__STATED EXERCISE__: Only lines holding the string "jagobangla" are wanted; copy each one from the material.

__EXERCISE INPUT__:
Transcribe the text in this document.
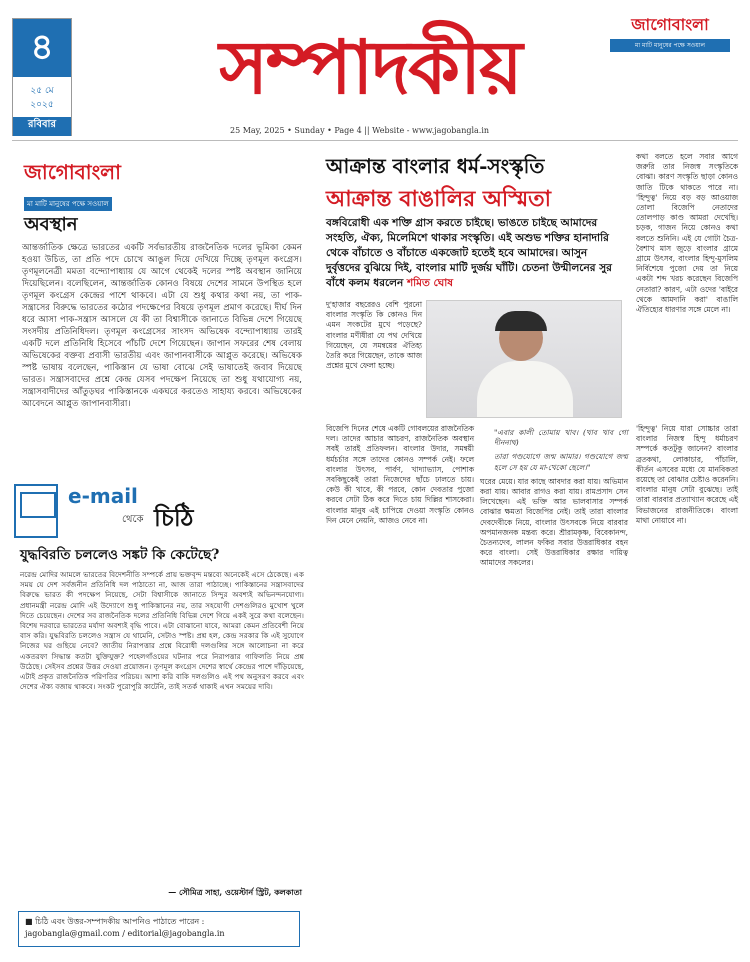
৪
২৫ মে
২০২৫
রবিবার
সম্পাদকীয়
জাগোবাংলা
মা মাটি মানুষের পক্ষে সওয়াল
25 May, 2025 • Sunday • Page 4 || Website - www.jagobangla.in
জাগোবাংলা
মা মাটি মানুষের পক্ষে সওয়াল
অবস্থান
আন্তর্জাতিক ক্ষেত্রে ভারতের একটি সর্বভারতীয় রাজনৈতিক দলের ভূমিকা কেমন হওয়া উচিত, তা প্রতি পদে চোখে আঙুল দিয়ে দেখিয়ে দিচ্ছে তৃণমূল কংগ্রেস। তৃণমূলনেত্রী মমতা বন্দ্যোপাধ্যায় যে আগে থেকেই দলের স্পষ্ট অবস্থান জানিয়ে দিয়েছিলেন। বলেছিলেন, আন্তর্জাতিক কোনও বিষয়ে দেশের সামনে উপস্থিত হলে তৃণমূল কংগ্রেস কেন্দ্রের পাশে থাকবে। এটা যে শুধু কথার কথা নয়, তা পাক-সন্ত্রাসের বিরুদ্ধে ভারতের কঠোর পদক্ষেপের বিষয়ে তৃণমূল প্রমাণ করেছে। দীর্ঘ দিন ধরে আসা পাক-সন্ত্রাস আসলে যে কী তা বিশ্বাসীকে জানাতে বিভিন্ন দেশে গিয়েছে সংসদীয় প্রতিনিধিদল। তৃণমূল কংগ্রেসের সাংসদ অভিষেক বন্দ্যোপাধ্যায় তারই একটি দলে প্রতিনিধি হিসেবে পাঁচটি দেশে গিয়েছেন। জাপান সফরের শেষ বেলায় অভিষেকের বক্তব্য প্রবাসী ভারতীয় এবং জাপানবাসীকে আপ্লুত করেছে। অভিষেক স্পষ্ট ভাষায় বলেছেন, পাকিস্তান যে ভাষা বোঝে সেই ভাষাতেই জবাব দিয়েছে ভারত। সন্ত্রাসবাদের প্রশ্নে কেন্দ্র যেসব পদক্ষেপ নিয়েছে তা শুধু যথাযোগ্য নয়, সন্ত্রাসবাদীদের আঁতুড়ঘর পাকিস্তানকে একঘরে করতেও সাহায্য করবে। অভিষেকের আবেদনে আপ্লুত জাপানবাসীরা।
e-mail
থেকে চিঠি
যুদ্ধবিরতি চললেও সঙ্কট কি কেটেছে?
নরেন্দ্র মোদির আমলে ভারতের বিদেশনীতি সম্পর্কে প্রায় ভক্তবৃন্দ মন্তব্যে অনেকেই এসে ঠেকেছে। এক সময় যে দেশ সর্বজনীন প্রতিনিধি দল পাঠাতো না, আজ তারা পাঠাচ্ছে। পাকিস্তানের সন্ত্রাসবাদের বিরুদ্ধে ভারত কী পদক্ষেপ নিয়েছে, সেটা বিশ্বাসীকে জানাতে সিন্দুর অবশ্যই অভিনন্দনযোগ্য। প্রধানমন্ত্রী নরেন্দ্র মোদি এই উদ্যোগে শুধু পাকিস্তানের নয়, তার সহযোগী দেশগুলিরও মুখোশ খুলে দিতে চেয়েছেন। দেশের সব রাজনৈতিক দলের প্রতিনিধি বিভিন্ন দেশে গিয়ে একই সুরে কথা বলেছেন। বিশেষ দরবারে ভারতের মর্যাদা অবশ্যই বৃদ্ধি পাবে। এটা বোঝানো যাবে, আমরা কেমন প্রতিবেশী নিয়ে বাস করি। যুদ্ধবিরতি চললেও সন্ত্রাস যে থামেনি, সেটাও স্পষ্ট। প্রশ্ন হল, কেন্দ্র সরকার কি এই সুযোগে নিজের ঘর গুছিয়ে নেবে? জাতীয় নিরাপত্তার প্রশ্নে বিরোধী দলগুলির সঙ্গে আলোচনা না করে একতরফা সিদ্ধান্ত কতটা যুক্তিযুক্ত? পহেলগাঁওয়ের ঘটনার পরে নিরাপত্তার গাফিলতি নিয়ে প্রশ্ন উঠেছে। সেইসব প্রশ্নের উত্তর দেওয়া প্রয়োজন। তৃণমূল কংগ্রেস দেশের স্বার্থে কেন্দ্রের পাশে দাঁড়িয়েছে, এটাই প্রকৃত রাজনৈতিক পরিণতির পরিচয়। আশা করি বাকি দলগুলিও এই পথ অনুসরণ করবে এবং দেশের ঐক্য বজায় থাকবে। সংকট পুরোপুরি কাটেনি, তাই সতর্ক থাকাই এখন সময়ের দাবি।
— সৌমিত্র সাহা, ওয়েস্টার্ন স্ট্রিট, কলকাতা
■ চিঠি এবং উত্তর-সম্পাদকীয় আপনিও পাঠাতে পারেন :
jagobangla@gmail.com / editorial@jagobangla.in
আক্রান্ত বাংলার ধর্ম-সংস্কৃতি
আক্রান্ত বাঙালির অস্মিতা
বঙ্গবিরোধী এক শক্তি গ্রাস করতে চাইছে। ভাঙতে চাইছে আমাদের সংহতি, ঐক্য, মিলেমিশে থাকার সংস্কৃতি। এই অশুভ শক্তির হানাদারি থেকে বাঁচাতে ও বাঁচাতে একজোট হতেই হবে আমাদের। আসুন দুর্বৃত্তদের বুঝিয়ে দিই, বাংলার মাটি দুর্জয় ঘাঁটি। চেতনা উন্মীলনের সুর বাঁধে কলম ধরলেন শমিত ঘোষ
কথা বলতে হলে সবার আগে জরুরি তার নিজস্ব সংস্কৃতিকে বোঝা। কারণ সংস্কৃতি ছাড়া কোনও জাতি টিকে থাকতে পারে না। 'হিন্দুত্ব' নিয়ে বড় বড় আওয়াজ তোলা বিজেপি নেতাদের তোলপাড় কাণ্ড আমরা দেখেছি। চড়ক, গাজন নিয়ে কোনও কথা বলতে শুনিনি। এই যে গোটা চৈত্র-বৈশাখ মাস জুড়ে বাংলার গ্রামে গ্রামে উৎসব, বাংলার হিন্দু-মুসলিম নির্বিশেষে পুজো দেয় তা নিয়ে একটা শব্দ খরচ করেছেন বিজেপি নেতারা? কারণ, এটা ওদের 'বাইরে থেকে আমদানি করা' বাঙালি ঐতিহ্যের ধারণার সঙ্গে মেলে না।
দু'হাজার বছরেরও বেশি পুরনো বাংলার সংস্কৃতি কি কোনও দিন এমন সংকটের মুখে পড়েছে? বাংলার মণীষীরা যে পথ দেখিয়ে গিয়েছেন, যে সমন্বয়ের ঐতিহ্য তৈরি করে গিয়েছেন, তাকে আজ প্রশ্নের মুখে ফেলা হচ্ছে।
বিজেপি দিনের শেষে একটি গোবলয়ের রাজনৈতিক দল। তাদের আচার আচরণ, রাজনৈতিক অবস্থান সবই তারই প্রতিফলন। বাংলার উদার, সমন্বয়ী ধর্মচর্চার সঙ্গে তাদের কোনও সম্পর্ক নেই। ফলে বাংলার উৎসব, পার্বণ, খাদ্যাভ্যাস, পোশাক সবকিছুকেই তারা নিজেদের ছাঁচে ঢালতে চায়। কেউ কী খাবে, কী পরবে, কোন দেবতার পুজো করবে সেটা ঠিক করে দিতে চায় দিল্লির শাসকেরা। বাংলার মানুষ এই চাপিয়ে দেওয়া সংস্কৃতি কোনও দিন মেনে নেয়নি, আজও নেবে না।
"এবার কালী তোমায় খাব। (খাব খাব গো দীননাথ)
তারা গণ্ডযোগে জন্ম আমার। গণ্ডযোগে জন্ম হলে সে হয় যে মা-খেকো ছেলে।"
ঘরের মেয়ে। যার কাছে আবদার করা যায়। অভিমান করা যায়। আবার রাগও করা যায়। রামপ্রসাদ সেন লিখেছেন। এই ভক্তি আর ভালবাসার সম্পর্ক বোঝার ক্ষমতা বিজেপির নেই। তাই তারা বাংলার দেবদেবীকে নিয়ে, বাংলার উৎসবকে নিয়ে বারবার অপমানজনক মন্তব্য করে। শ্রীরামকৃষ্ণ, বিবেকানন্দ, চৈতন্যদেব, লালন ফকির সবার উত্তরাধিকার বহন করে বাংলা। সেই উত্তরাধিকার রক্ষার দায়িত্ব আমাদের সকলের।
'হিন্দুত্ব' নিয়ে যারা সোচ্চার তারা বাংলার নিজস্ব হিন্দু ধর্মাচরণ সম্পর্কে কতটুকু জানেন? বাংলার ব্রতকথা, লোকাচার, পাঁচালি, কীর্তন এসবের মধ্যে যে মানবিকতা রয়েছে তা বোঝার চেষ্টাও করেননি। বাংলার মানুষ সেটা বুঝেছে। তাই তারা বারবার প্রত্যাখ্যান করেছে এই বিভাজনের রাজনীতিকে। বাংলা মাথা নোয়াবে না।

__ANSWER TO THE EXERCISE__:
25 May, 2025 • Sunday • Page 4 || Website - www.jagobangla.in
jagobangla@gmail.com / editorial@jagobangla.in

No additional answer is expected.